= AIM =
Copy each line that holds "Осокин".

= MATERIAL TO PROCESS =
^^^^

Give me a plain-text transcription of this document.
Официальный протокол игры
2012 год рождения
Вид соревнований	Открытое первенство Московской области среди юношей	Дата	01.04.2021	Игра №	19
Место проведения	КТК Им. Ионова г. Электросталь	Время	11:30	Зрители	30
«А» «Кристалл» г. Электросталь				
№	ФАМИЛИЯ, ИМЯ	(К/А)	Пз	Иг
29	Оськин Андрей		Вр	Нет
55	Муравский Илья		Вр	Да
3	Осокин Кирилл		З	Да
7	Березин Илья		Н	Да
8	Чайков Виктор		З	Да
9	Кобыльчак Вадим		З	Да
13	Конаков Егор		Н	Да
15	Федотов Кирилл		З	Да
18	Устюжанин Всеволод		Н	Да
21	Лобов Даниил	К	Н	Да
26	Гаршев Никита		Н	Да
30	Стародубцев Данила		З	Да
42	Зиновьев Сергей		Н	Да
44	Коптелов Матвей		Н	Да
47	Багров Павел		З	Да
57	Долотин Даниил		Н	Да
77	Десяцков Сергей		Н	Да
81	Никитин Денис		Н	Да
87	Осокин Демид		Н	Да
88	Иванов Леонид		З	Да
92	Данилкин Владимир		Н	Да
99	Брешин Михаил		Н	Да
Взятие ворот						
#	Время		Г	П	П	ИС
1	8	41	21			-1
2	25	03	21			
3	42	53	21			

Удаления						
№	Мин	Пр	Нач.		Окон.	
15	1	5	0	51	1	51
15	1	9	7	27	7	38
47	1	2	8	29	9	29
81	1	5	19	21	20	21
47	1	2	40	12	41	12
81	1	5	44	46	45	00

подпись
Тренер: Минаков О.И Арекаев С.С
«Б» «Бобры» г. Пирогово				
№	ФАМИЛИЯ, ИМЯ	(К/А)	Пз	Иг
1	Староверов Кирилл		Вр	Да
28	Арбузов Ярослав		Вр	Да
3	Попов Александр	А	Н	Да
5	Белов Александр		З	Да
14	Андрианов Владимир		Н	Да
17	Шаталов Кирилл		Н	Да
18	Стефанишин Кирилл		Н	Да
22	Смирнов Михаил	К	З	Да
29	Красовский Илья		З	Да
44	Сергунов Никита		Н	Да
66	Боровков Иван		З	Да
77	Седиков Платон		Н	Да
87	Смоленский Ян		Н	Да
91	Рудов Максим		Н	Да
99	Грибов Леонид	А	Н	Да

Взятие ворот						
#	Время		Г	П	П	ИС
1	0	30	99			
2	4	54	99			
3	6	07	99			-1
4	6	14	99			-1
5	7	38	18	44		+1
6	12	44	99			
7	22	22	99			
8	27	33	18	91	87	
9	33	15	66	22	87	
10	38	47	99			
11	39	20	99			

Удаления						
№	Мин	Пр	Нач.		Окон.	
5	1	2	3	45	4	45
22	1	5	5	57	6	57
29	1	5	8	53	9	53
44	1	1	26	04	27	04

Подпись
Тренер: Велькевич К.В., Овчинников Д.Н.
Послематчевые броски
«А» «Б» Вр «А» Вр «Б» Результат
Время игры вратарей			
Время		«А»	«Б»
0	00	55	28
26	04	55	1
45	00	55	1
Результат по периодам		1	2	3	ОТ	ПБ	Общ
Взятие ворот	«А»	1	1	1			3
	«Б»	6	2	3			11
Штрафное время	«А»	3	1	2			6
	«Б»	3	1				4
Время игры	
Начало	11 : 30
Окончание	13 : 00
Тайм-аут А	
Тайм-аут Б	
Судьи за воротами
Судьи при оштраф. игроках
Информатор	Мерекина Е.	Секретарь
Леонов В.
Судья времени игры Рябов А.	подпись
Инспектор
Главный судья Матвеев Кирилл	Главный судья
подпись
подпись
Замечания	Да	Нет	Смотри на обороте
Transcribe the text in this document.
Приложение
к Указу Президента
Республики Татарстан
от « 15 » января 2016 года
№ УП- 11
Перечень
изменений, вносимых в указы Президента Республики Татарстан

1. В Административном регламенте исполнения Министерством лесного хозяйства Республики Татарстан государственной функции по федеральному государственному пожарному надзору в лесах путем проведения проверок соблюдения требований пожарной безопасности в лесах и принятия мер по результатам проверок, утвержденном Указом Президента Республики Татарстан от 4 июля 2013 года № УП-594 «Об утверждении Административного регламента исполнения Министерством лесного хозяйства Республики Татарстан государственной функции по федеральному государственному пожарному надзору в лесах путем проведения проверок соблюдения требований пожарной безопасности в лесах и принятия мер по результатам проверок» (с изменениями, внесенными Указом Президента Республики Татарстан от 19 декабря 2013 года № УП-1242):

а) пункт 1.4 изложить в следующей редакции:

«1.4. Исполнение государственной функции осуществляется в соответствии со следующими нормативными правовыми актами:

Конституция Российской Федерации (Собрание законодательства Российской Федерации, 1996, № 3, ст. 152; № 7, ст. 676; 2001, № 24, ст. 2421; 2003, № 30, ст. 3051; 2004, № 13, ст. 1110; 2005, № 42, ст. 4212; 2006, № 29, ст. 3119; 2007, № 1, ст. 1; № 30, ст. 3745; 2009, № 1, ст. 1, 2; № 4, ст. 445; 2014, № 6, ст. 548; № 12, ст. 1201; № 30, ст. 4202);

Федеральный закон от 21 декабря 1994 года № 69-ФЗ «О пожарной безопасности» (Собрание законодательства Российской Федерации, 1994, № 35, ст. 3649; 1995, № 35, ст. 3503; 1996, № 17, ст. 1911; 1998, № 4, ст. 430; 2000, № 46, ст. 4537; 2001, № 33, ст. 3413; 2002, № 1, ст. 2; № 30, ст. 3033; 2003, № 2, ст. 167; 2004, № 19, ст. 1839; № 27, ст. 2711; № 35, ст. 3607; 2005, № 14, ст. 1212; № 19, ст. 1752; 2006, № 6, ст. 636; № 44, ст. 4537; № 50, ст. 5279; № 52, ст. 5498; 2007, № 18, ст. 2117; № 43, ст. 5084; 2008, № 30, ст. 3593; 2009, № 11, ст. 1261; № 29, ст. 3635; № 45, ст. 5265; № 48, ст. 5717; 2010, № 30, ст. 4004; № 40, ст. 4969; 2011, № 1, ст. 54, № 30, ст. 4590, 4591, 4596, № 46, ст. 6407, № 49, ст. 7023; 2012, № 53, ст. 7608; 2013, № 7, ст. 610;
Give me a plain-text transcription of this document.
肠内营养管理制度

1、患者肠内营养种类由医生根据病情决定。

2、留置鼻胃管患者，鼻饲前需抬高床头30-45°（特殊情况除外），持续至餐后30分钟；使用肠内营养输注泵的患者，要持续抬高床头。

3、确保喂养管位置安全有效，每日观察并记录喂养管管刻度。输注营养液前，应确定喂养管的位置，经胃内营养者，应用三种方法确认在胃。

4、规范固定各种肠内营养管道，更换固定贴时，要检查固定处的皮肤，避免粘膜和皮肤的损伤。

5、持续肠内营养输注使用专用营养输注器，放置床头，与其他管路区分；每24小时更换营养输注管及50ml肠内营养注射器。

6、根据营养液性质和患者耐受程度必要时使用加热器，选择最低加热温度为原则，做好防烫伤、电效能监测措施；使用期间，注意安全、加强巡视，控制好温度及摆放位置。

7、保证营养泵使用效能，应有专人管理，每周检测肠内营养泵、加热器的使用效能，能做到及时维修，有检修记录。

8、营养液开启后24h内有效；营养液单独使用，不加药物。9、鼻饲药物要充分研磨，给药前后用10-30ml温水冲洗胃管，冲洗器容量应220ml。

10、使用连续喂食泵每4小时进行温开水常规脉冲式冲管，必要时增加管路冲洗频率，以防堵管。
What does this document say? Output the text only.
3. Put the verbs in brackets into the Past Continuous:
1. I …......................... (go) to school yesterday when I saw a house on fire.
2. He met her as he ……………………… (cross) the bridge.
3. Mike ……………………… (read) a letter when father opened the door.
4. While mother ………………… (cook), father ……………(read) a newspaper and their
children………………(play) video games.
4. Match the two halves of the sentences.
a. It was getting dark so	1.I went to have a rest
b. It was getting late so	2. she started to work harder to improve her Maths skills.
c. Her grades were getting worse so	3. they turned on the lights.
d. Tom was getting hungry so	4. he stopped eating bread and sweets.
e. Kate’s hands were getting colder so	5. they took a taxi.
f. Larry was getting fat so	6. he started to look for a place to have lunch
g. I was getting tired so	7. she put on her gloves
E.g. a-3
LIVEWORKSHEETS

^^^^

= WRITTEN RESPONSE =
3	Осокин Кирилл		З	Да
87	Осокин Демид		Н	Да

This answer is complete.